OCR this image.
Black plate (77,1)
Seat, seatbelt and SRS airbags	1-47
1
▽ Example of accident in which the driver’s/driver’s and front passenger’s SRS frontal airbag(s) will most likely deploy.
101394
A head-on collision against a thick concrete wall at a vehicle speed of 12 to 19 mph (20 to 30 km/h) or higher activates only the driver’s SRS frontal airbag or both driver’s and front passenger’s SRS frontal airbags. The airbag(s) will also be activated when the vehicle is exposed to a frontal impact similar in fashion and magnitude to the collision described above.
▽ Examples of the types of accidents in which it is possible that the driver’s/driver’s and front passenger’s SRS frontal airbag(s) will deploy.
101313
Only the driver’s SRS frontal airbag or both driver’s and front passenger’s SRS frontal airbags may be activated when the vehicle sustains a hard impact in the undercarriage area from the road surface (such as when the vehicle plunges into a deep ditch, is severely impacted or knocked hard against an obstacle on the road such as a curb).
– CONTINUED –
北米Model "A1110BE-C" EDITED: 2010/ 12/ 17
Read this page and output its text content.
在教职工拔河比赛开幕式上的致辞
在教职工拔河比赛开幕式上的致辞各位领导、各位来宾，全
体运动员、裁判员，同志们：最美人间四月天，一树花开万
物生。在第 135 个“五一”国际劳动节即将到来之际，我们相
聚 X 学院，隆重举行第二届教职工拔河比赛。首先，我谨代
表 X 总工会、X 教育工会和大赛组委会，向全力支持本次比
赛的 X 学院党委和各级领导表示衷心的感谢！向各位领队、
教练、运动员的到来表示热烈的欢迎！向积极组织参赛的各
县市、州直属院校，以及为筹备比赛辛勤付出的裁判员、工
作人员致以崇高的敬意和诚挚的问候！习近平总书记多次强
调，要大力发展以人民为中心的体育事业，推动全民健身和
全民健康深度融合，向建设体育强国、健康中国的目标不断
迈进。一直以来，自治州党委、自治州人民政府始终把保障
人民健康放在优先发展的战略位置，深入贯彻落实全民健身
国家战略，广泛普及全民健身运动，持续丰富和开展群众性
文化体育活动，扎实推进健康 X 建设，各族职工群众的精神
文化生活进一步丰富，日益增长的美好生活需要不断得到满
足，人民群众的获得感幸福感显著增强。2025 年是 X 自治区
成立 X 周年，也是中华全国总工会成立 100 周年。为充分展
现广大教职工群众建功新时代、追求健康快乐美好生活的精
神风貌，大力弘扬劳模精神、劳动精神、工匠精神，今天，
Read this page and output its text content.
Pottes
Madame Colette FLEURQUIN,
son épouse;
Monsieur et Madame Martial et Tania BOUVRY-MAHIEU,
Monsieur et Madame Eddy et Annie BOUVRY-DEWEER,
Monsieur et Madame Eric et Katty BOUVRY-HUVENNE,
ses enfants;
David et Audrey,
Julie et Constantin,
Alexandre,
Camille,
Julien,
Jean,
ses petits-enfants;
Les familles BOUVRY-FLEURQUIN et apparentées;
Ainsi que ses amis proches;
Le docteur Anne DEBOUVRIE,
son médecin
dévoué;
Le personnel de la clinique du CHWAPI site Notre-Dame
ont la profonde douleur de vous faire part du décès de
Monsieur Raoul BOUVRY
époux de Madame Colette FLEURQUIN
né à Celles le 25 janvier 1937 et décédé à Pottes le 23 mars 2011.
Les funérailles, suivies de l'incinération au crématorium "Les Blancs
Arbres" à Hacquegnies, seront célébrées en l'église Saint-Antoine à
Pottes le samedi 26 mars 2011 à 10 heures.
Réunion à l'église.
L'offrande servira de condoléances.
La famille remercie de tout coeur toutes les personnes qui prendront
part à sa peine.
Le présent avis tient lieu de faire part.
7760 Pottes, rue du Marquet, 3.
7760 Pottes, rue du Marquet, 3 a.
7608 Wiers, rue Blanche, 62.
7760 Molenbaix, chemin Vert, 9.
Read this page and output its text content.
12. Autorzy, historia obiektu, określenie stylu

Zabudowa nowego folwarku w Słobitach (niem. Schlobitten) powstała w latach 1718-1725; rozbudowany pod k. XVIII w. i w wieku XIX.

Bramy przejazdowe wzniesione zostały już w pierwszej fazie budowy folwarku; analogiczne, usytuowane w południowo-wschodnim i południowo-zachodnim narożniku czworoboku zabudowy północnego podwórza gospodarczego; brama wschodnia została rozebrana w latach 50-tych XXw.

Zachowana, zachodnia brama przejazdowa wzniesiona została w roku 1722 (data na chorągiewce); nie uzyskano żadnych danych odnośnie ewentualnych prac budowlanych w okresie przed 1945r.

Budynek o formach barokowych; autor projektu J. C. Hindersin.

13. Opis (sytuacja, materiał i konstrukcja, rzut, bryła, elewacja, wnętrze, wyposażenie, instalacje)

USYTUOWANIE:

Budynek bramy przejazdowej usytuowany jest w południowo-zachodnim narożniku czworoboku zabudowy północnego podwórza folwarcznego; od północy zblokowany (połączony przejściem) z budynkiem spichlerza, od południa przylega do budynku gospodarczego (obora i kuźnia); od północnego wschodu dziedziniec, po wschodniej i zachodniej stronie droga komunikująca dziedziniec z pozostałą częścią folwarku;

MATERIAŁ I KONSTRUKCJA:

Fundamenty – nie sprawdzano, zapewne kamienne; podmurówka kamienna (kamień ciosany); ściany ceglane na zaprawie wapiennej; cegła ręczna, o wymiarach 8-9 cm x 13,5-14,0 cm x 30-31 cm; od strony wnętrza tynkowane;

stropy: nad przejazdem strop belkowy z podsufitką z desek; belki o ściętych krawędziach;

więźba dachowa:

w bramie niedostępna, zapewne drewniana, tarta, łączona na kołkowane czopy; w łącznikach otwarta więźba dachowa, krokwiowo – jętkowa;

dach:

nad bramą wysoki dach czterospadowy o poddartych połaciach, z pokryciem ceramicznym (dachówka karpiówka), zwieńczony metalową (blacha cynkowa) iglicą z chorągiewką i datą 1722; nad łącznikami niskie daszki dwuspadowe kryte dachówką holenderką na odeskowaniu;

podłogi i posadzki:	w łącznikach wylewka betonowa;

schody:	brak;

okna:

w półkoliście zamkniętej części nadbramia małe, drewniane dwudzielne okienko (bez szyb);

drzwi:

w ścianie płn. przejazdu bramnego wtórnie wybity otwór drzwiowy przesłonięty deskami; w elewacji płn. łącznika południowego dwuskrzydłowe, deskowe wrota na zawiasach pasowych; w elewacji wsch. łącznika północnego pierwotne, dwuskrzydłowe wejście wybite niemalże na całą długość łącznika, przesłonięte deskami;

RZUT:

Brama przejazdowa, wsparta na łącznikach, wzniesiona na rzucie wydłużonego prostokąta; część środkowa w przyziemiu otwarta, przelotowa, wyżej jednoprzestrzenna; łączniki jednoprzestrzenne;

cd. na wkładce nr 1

__WHAT NEEDS TO BE DONE__:
In the records above, find the lines containing "podwórza" and copy them.

__ANSWER TO THIS EXERCISE__:
Bramy przejazdowe wzniesione zostały już w pierwszej fazie budowy folwarku; analogiczne, usytuowane w południowo-wschodnim i południowo-zachodnim narożniku czworoboku zabudowy północnego podwórza gospodarczego; brama wschodnia została rozebrana w latach 50-tych XXw.
Budynek bramy przejazdowej usytuowany jest w południowo-zachodnim narożniku czworoboku zabudowy północnego podwórza folwarcznego; od północy zblokowany (połączony przejściem) z budynkiem spichlerza, od południa przylega do budynku gospodarczego (obora i kuźnia); od północnego wschodu dziedziniec, po wschodniej i zachodniej stronie droga komunikująca dziedziniec z pozostałą częścią folwarku;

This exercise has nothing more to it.